Please extract the passage of the guitar rig article starting with "Raspberry Pi Crazy" and going on through "after the break.", copying it word for word.
-- begin Text extract --
Raspberry Pi Crazy Guitar Rig Turns You Into A Hard ‘N Heavy One-Man Band

It’s a common problem: you’re at a party, there’s a guitar, and your plan to impress everyone with your Wonderwall playing skills is thwarted by the way too loud overall noise level. Well, [Muiota betarho] won’t have that issue ever again, and is going to steal the show anywhere he goes from now on with his Crazy Guitar Rig 2.0, an acoustic guitar turned electric — and so much more — that he shows off in three-part video series on his YouTube channel. For the impatient, here’s video 1, video 2, and video 3, but you’ll also find them embedded after the break.

To start off the series, [Muiota betarho] adds an electric guitar pickup, a set of speakers, and an amplifier board along with a battery pack into the body of a cheap acoustic guitar. He then dismantles a Zoom MS-50G multi-effect pedal and re-assembles it back into the guitar itself with a 3D-printed cover. Combining a guitar, effect pedal, amp and speaker into one standalone instrument would make this already an awesome project as it is, but this is only the beginning.
-- end Text extract --
-- begin Data records --
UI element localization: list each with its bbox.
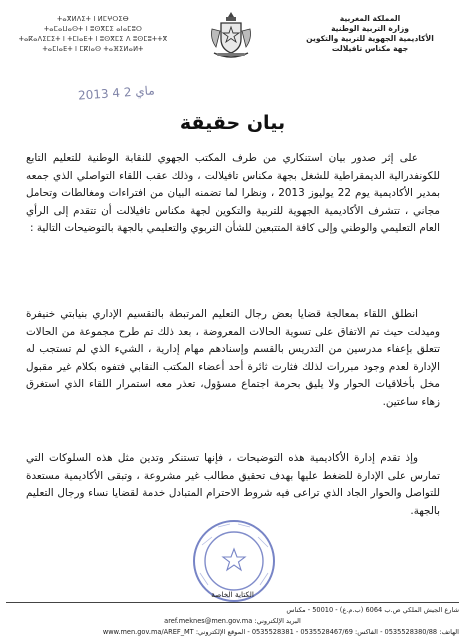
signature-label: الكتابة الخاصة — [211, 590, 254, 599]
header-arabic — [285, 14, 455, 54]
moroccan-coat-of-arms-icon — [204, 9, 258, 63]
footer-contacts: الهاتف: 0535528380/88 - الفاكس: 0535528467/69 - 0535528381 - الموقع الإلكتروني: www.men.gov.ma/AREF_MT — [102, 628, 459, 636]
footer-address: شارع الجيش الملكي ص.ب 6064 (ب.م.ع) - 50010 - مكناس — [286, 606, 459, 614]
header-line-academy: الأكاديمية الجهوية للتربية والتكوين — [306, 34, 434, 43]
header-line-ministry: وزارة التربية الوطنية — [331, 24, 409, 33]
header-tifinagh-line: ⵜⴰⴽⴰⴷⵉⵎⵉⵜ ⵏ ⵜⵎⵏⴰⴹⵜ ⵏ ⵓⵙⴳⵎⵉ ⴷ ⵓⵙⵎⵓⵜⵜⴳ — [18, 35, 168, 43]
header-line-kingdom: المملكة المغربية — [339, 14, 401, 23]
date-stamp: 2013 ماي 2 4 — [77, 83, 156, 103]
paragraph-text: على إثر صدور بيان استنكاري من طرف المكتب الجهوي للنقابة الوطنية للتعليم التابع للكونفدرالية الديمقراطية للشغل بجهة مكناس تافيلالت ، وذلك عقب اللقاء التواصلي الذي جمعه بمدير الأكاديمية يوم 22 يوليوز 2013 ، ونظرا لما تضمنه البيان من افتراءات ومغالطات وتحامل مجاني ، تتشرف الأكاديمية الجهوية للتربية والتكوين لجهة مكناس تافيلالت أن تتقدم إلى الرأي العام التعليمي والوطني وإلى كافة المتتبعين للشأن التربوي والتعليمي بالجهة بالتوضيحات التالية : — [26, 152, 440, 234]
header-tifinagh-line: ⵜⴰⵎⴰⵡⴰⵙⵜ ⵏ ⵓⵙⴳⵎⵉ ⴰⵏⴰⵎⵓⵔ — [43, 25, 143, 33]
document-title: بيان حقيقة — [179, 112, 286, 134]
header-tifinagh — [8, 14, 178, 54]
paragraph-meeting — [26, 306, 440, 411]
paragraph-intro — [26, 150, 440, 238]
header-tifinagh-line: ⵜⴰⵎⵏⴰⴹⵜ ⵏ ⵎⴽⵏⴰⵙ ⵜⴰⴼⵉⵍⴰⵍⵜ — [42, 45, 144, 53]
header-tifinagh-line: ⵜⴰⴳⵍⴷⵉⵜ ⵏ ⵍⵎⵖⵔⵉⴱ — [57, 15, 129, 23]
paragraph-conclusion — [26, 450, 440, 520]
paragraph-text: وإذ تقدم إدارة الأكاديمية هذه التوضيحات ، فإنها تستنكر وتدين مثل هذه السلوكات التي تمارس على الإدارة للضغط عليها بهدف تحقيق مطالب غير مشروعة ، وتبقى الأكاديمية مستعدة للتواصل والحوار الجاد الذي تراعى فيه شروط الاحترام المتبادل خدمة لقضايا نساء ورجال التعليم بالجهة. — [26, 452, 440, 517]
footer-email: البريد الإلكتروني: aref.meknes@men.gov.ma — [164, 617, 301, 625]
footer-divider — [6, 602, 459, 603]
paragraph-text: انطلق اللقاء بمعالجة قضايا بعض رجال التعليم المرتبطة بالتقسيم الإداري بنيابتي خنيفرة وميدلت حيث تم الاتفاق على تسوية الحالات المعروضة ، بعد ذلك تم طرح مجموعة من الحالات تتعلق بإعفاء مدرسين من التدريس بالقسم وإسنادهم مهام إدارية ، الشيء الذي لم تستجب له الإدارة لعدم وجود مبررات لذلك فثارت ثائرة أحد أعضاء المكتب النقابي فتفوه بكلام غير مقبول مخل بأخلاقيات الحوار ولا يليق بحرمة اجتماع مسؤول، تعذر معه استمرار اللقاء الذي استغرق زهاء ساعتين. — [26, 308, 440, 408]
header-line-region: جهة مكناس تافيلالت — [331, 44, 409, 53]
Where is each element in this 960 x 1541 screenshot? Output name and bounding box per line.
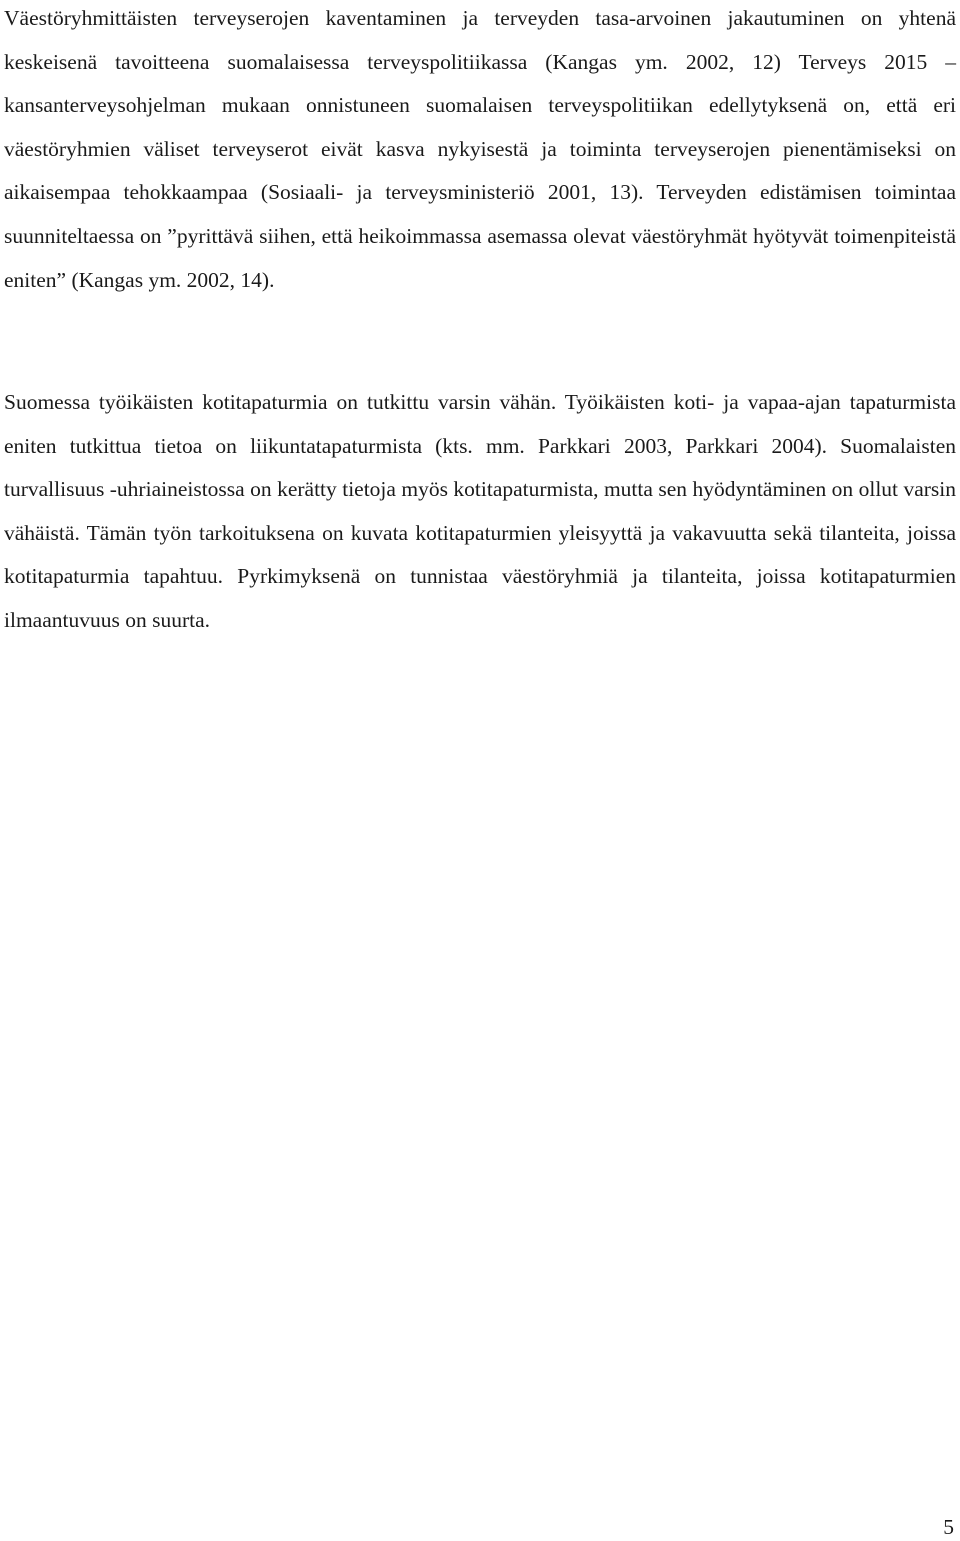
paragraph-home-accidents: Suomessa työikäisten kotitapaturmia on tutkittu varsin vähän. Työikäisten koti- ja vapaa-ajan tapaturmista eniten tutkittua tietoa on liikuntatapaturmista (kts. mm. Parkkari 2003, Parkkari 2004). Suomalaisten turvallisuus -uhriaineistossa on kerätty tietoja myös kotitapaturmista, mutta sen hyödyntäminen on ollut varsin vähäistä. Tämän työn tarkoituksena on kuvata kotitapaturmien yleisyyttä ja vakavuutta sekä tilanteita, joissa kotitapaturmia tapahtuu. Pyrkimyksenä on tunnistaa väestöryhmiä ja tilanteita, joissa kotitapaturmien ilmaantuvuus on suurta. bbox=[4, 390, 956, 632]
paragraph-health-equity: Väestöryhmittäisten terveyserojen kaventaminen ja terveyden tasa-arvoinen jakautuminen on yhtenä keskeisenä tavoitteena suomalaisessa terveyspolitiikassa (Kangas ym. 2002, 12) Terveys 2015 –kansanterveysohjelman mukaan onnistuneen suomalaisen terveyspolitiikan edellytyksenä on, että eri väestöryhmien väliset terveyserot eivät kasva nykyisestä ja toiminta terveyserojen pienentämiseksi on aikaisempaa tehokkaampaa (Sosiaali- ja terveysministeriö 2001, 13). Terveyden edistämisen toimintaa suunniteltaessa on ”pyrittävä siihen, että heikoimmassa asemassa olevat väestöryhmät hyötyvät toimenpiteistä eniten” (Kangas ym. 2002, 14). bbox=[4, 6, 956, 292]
-- end Data records --
#### Full output
Raspberry Pi Crazy Guitar Rig Turns You Into A Hard ‘N Heavy One-Man Band

It’s a common problem: you’re at a party, there’s a guitar, and your plan to impress everyone with your Wonderwall playing skills is thwarted by the way too loud overall noise level. Well, [Muiota betarho] won’t have that issue ever again, and is going to steal the show anywhere he goes from now on with his Crazy Guitar Rig 2.0, an acoustic guitar turned electric — and so much more — that he shows off in three-part video series on his YouTube channel. For the impatient, here’s video 1, video 2, and video 3, but you’ll also find them embedded after the break.